* AIM OF THE EXERCISE:
Transcribe all of the material exactly, except for its pictures.
==*==
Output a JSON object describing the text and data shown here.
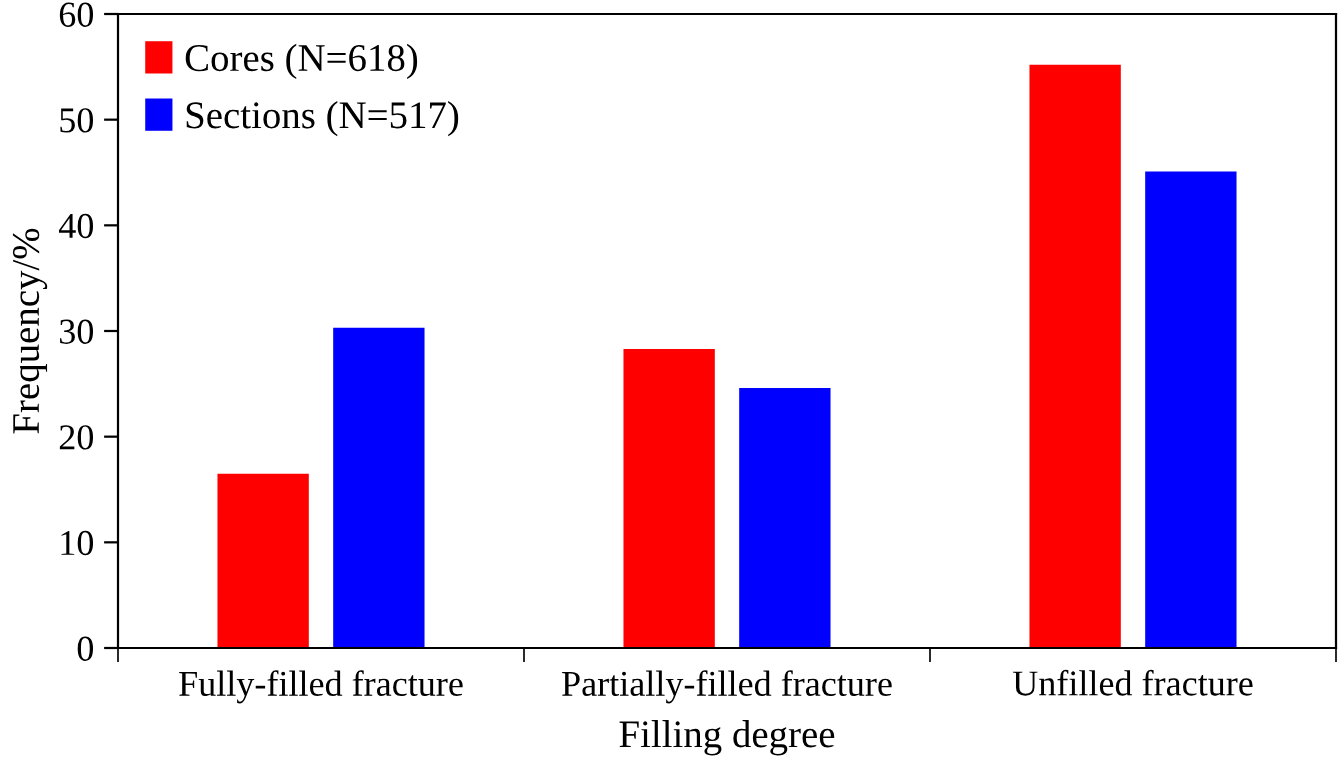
{
  "chart_data": {
    "type": "bar",
    "xlabel": "Filling degree",
    "ylabel": "Frequency/%",
    "categories": [
      "Fully-filled fracture",
      "Partially-filled fracture",
      "Unfilled fracture"
    ],
    "series": [
      {
        "name": "Cores (N=618)",
        "color": "#ff0000",
        "values": [
          16.5,
          28.3,
          55.2
        ]
      },
      {
        "name": "Sections (N=517)",
        "color": "#0000ff",
        "values": [
          30.3,
          24.6,
          45.1
        ]
      }
    ],
    "ylim": [
      0,
      60
    ],
    "yticks": [
      0,
      10,
      20,
      30,
      40,
      50,
      60
    ],
    "grid": false,
    "legend": "top left"
  }
}
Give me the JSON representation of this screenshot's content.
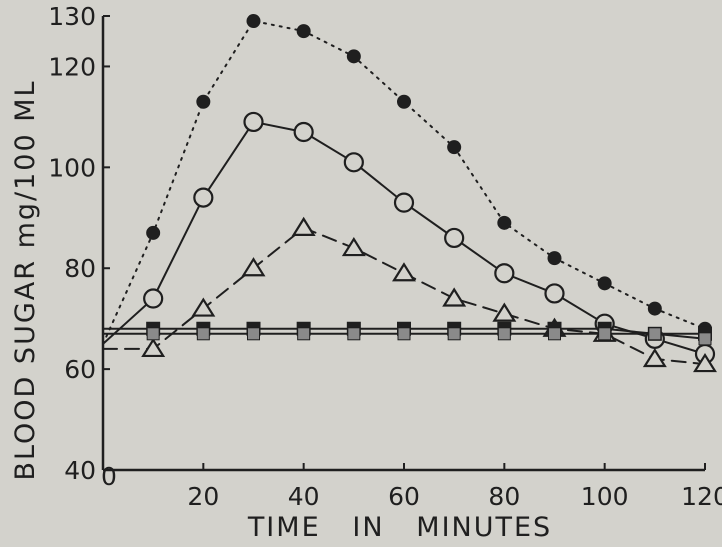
{
  "chart_data": {
    "type": "line",
    "xlabel": "TIME   IN   MINUTES",
    "ylabel": "BLOOD SUGAR mg/100 ML",
    "xlim": [
      0,
      120
    ],
    "ylim": [
      40,
      130
    ],
    "x_ticks": [
      0,
      20,
      40,
      60,
      80,
      100,
      120
    ],
    "x_tick_labels": [
      "0",
      "20",
      "40",
      "60",
      "80",
      "100",
      "120"
    ],
    "y_ticks": [
      40,
      60,
      80,
      100,
      120,
      130
    ],
    "y_tick_labels": [
      "40",
      "60",
      "80",
      "100",
      "120",
      "130"
    ],
    "grid": false,
    "colors": {
      "ink": "#1f1f1f",
      "paper": "#d3d2cc",
      "gray_marker": "#8a8a8a"
    },
    "series": [
      {
        "marker": "filled-circle",
        "line_style": "dotted",
        "points": [
          [
            0,
            65
          ],
          [
            10,
            87
          ],
          [
            20,
            113
          ],
          [
            30,
            129
          ],
          [
            40,
            127
          ],
          [
            50,
            122
          ],
          [
            60,
            113
          ],
          [
            70,
            104
          ],
          [
            80,
            89
          ],
          [
            90,
            82
          ],
          [
            100,
            77
          ],
          [
            110,
            72
          ],
          [
            120,
            68
          ]
        ]
      },
      {
        "marker": "open-circle",
        "line_style": "solid",
        "points": [
          [
            0,
            65
          ],
          [
            10,
            74
          ],
          [
            20,
            94
          ],
          [
            30,
            109
          ],
          [
            40,
            107
          ],
          [
            50,
            101
          ],
          [
            60,
            93
          ],
          [
            70,
            86
          ],
          [
            80,
            79
          ],
          [
            90,
            75
          ],
          [
            100,
            69
          ],
          [
            110,
            66
          ],
          [
            120,
            63
          ]
        ]
      },
      {
        "marker": "open-triangle",
        "line_style": "dashed",
        "points": [
          [
            0,
            64
          ],
          [
            10,
            64
          ],
          [
            20,
            72
          ],
          [
            30,
            80
          ],
          [
            40,
            88
          ],
          [
            50,
            84
          ],
          [
            60,
            79
          ],
          [
            70,
            74
          ],
          [
            80,
            71
          ],
          [
            90,
            68
          ],
          [
            100,
            67
          ],
          [
            110,
            62
          ],
          [
            120,
            61
          ]
        ]
      },
      {
        "marker": "filled-square",
        "line_style": "solid",
        "points": [
          [
            0,
            68
          ],
          [
            10,
            68
          ],
          [
            20,
            68
          ],
          [
            30,
            68
          ],
          [
            40,
            68
          ],
          [
            50,
            68
          ],
          [
            60,
            68
          ],
          [
            70,
            68
          ],
          [
            80,
            68
          ],
          [
            90,
            68
          ],
          [
            100,
            68
          ],
          [
            110,
            67
          ],
          [
            120,
            67
          ]
        ]
      },
      {
        "marker": "gray-square",
        "line_style": "solid",
        "points": [
          [
            0,
            67
          ],
          [
            10,
            67
          ],
          [
            20,
            67
          ],
          [
            30,
            67
          ],
          [
            40,
            67
          ],
          [
            50,
            67
          ],
          [
            60,
            67
          ],
          [
            70,
            67
          ],
          [
            80,
            67
          ],
          [
            90,
            67
          ],
          [
            100,
            67
          ],
          [
            110,
            67
          ],
          [
            120,
            66
          ]
        ]
      }
    ]
  }
}
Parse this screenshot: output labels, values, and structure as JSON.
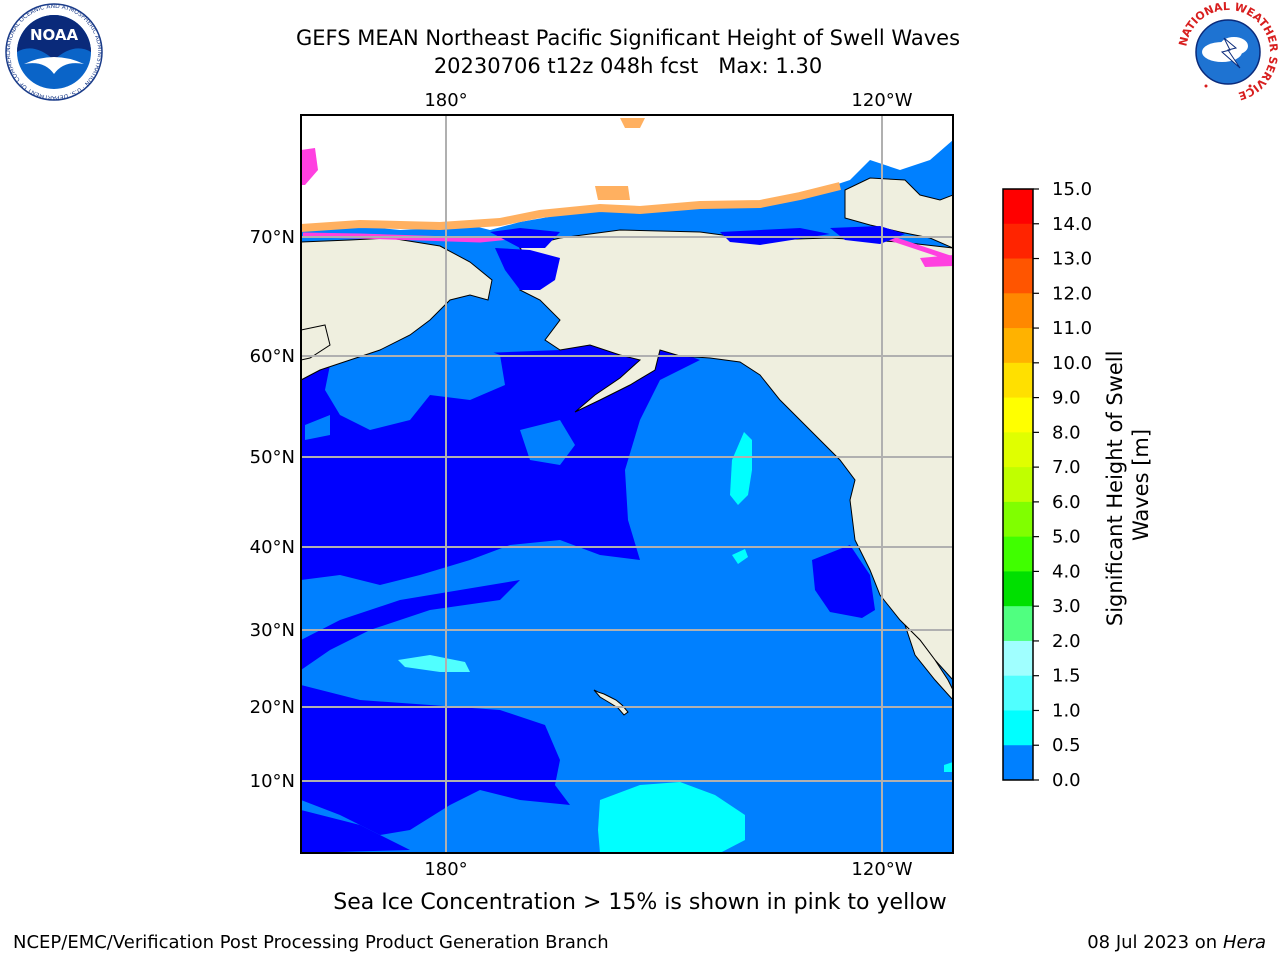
{
  "header": {
    "title": "GEFS MEAN Northeast Pacific Significant Height of Swell Waves",
    "run": "20230706 t12z 048h fcst",
    "max_label": "Max: 1.30"
  },
  "logos": {
    "left": "NOAA",
    "right_text": "NATIONAL WEATHER SERVICE",
    "left_ring_text": "NATIONAL OCEANIC AND ATMOSPHERIC ADMINISTRATION · U.S. DEPARTMENT OF COMMERCE"
  },
  "map": {
    "lon_labels": [
      "180°",
      "120°W"
    ],
    "lat_labels": [
      "70°N",
      "60°N",
      "50°N",
      "40°N",
      "30°N",
      "20°N",
      "10°N"
    ],
    "colors": {
      "land": "#efefdf",
      "ocean_dark": "#0000ff",
      "ocean_mid": "#0080ff",
      "ocean_light": "#00ffff",
      "ice_pink": "#ff40e0",
      "ice_orange": "#ffb060",
      "grid": "#b0b0b0"
    }
  },
  "colorbar": {
    "label": "Significant Height of Swell Waves [m]",
    "label_line1": "Significant Height of Swell",
    "label_line2": "Waves [m]",
    "ticks": [
      "15.0",
      "14.0",
      "13.0",
      "12.0",
      "11.0",
      "10.0",
      "9.0",
      "8.0",
      "7.0",
      "6.0",
      "5.0",
      "4.0",
      "3.0",
      "2.0",
      "1.5",
      "1.0",
      "0.5",
      "0.0"
    ],
    "colors": [
      "#ff0000",
      "#ff2400",
      "#ff5500",
      "#ff8800",
      "#ffb200",
      "#ffe000",
      "#ffff00",
      "#e0ff00",
      "#c0ff00",
      "#80ff00",
      "#40ff00",
      "#00e000",
      "#50ff80",
      "#a0ffff",
      "#50ffff",
      "#00ffff",
      "#0080ff",
      "#0000ff"
    ]
  },
  "caption": "Sea Ice Concentration > 15% is shown in pink to yellow",
  "footer": {
    "left": "NCEP/EMC/Verification Post Processing Product Generation Branch",
    "right_date": "08 Jul 2023 on",
    "right_host": "Hera"
  }
}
==*==
* EXERCISE RESPONSE:
Output a JSON object describing the text and data shown here.
{
  "chart_data": {
    "type": "bar",
    "xlabel": "Filling degree",
    "ylabel": "Frequency/%",
    "categories": [
      "Fully-filled fracture",
      "Partially-filled fracture",
      "Unfilled fracture"
    ],
    "series": [
      {
        "name": "Cores (N=618)",
        "color": "#ff0000",
        "values": [
          16.5,
          28.3,
          55.2
        ]
      },
      {
        "name": "Sections (N=517)",
        "color": "#0000ff",
        "values": [
          30.3,
          24.6,
          45.1
        ]
      }
    ],
    "ylim": [
      0,
      60
    ],
    "yticks": [
      0,
      10,
      20,
      30,
      40,
      50,
      60
    ],
    "grid": false,
    "legend": "top left"
  }
}
Give me the JSON representation of this screenshot's content.
{
  "chart_data": {
    "type": "line",
    "xlabel": "TIME   IN   MINUTES",
    "ylabel": "BLOOD SUGAR mg/100 ML",
    "xlim": [
      0,
      120
    ],
    "ylim": [
      40,
      130
    ],
    "x_ticks": [
      0,
      20,
      40,
      60,
      80,
      100,
      120
    ],
    "x_tick_labels": [
      "0",
      "20",
      "40",
      "60",
      "80",
      "100",
      "120"
    ],
    "y_ticks": [
      40,
      60,
      80,
      100,
      120,
      130
    ],
    "y_tick_labels": [
      "40",
      "60",
      "80",
      "100",
      "120",
      "130"
    ],
    "grid": false,
    "colors": {
      "ink": "#1f1f1f",
      "paper": "#d3d2cc",
      "gray_marker": "#8a8a8a"
    },
    "series": [
      {
        "marker": "filled-circle",
        "line_style": "dotted",
        "points": [
          [
            0,
            65
          ],
          [
            10,
            87
          ],
          [
            20,
            113
          ],
          [
            30,
            129
          ],
          [
            40,
            127
          ],
          [
            50,
            122
          ],
          [
            60,
            113
          ],
          [
            70,
            104
          ],
          [
            80,
            89
          ],
          [
            90,
            82
          ],
          [
            100,
            77
          ],
          [
            110,
            72
          ],
          [
            120,
            68
          ]
        ]
      },
      {
        "marker": "open-circle",
        "line_style": "solid",
        "points": [
          [
            0,
            65
          ],
          [
            10,
            74
          ],
          [
            20,
            94
          ],
          [
            30,
            109
          ],
          [
            40,
            107
          ],
          [
            50,
            101
          ],
          [
            60,
            93
          ],
          [
            70,
            86
          ],
          [
            80,
            79
          ],
          [
            90,
            75
          ],
          [
            100,
            69
          ],
          [
            110,
            66
          ],
          [
            120,
            63
          ]
        ]
      },
      {
        "marker": "open-triangle",
        "line_style": "dashed",
        "points": [
          [
            0,
            64
          ],
          [
            10,
            64
          ],
          [
            20,
            72
          ],
          [
            30,
            80
          ],
          [
            40,
            88
          ],
          [
            50,
            84
          ],
          [
            60,
            79
          ],
          [
            70,
            74
          ],
          [
            80,
            71
          ],
          [
            90,
            68
          ],
          [
            100,
            67
          ],
          [
            110,
            62
          ],
          [
            120,
            61
          ]
        ]
      },
      {
        "marker": "filled-square",
        "line_style": "solid",
        "points": [
          [
            0,
            68
          ],
          [
            10,
            68
          ],
          [
            20,
            68
          ],
          [
            30,
            68
          ],
          [
            40,
            68
          ],
          [
            50,
            68
          ],
          [
            60,
            68
          ],
          [
            70,
            68
          ],
          [
            80,
            68
          ],
          [
            90,
            68
          ],
          [
            100,
            68
          ],
          [
            110,
            67
          ],
          [
            120,
            67
          ]
        ]
      },
      {
        "marker": "gray-square",
        "line_style": "solid",
        "points": [
          [
            0,
            67
          ],
          [
            10,
            67
          ],
          [
            20,
            67
          ],
          [
            30,
            67
          ],
          [
            40,
            67
          ],
          [
            50,
            67
          ],
          [
            60,
            67
          ],
          [
            70,
            67
          ],
          [
            80,
            67
          ],
          [
            90,
            67
          ],
          [
            100,
            67
          ],
          [
            110,
            67
          ],
          [
            120,
            66
          ]
        ]
      }
    ]
  }
}
Parse this screenshot: output labels, values, and structure as JSON.
{
  "header": {
    "title": "GEFS MEAN Northeast Pacific Significant Height of Swell Waves",
    "run": "20230706 t12z 048h fcst",
    "max_label": "Max: 1.30"
  },
  "logos": {
    "left": "NOAA",
    "right_text": "NATIONAL WEATHER SERVICE",
    "left_ring_text": "NATIONAL OCEANIC AND ATMOSPHERIC ADMINISTRATION · U.S. DEPARTMENT OF COMMERCE"
  },
  "map": {
    "lon_labels": [
      "180°",
      "120°W"
    ],
    "lat_labels": [
      "70°N",
      "60°N",
      "50°N",
      "40°N",
      "30°N",
      "20°N",
      "10°N"
    ],
    "colors": {
      "land": "#efefdf",
      "ocean_dark": "#0000ff",
      "ocean_mid": "#0080ff",
      "ocean_light": "#00ffff",
      "ice_pink": "#ff40e0",
      "ice_orange": "#ffb060",
      "grid": "#b0b0b0"
    }
  },
  "colorbar": {
    "label": "Significant Height of Swell Waves [m]",
    "label_line1": "Significant Height of Swell",
    "label_line2": "Waves [m]",
    "ticks": [
      "15.0",
      "14.0",
      "13.0",
      "12.0",
      "11.0",
      "10.0",
      "9.0",
      "8.0",
      "7.0",
      "6.0",
      "5.0",
      "4.0",
      "3.0",
      "2.0",
      "1.5",
      "1.0",
      "0.5",
      "0.0"
    ],
    "colors": [
      "#ff0000",
      "#ff2400",
      "#ff5500",
      "#ff8800",
      "#ffb200",
      "#ffe000",
      "#ffff00",
      "#e0ff00",
      "#c0ff00",
      "#80ff00",
      "#40ff00",
      "#00e000",
      "#50ff80",
      "#a0ffff",
      "#50ffff",
      "#00ffff",
      "#0080ff",
      "#0000ff"
    ]
  },
  "caption": "Sea Ice Concentration > 15% is shown in pink to yellow",
  "footer": {
    "left": "NCEP/EMC/Verification Post Processing Product Generation Branch",
    "right_date": "08 Jul 2023 on",
    "right_host": "Hera"
  }
}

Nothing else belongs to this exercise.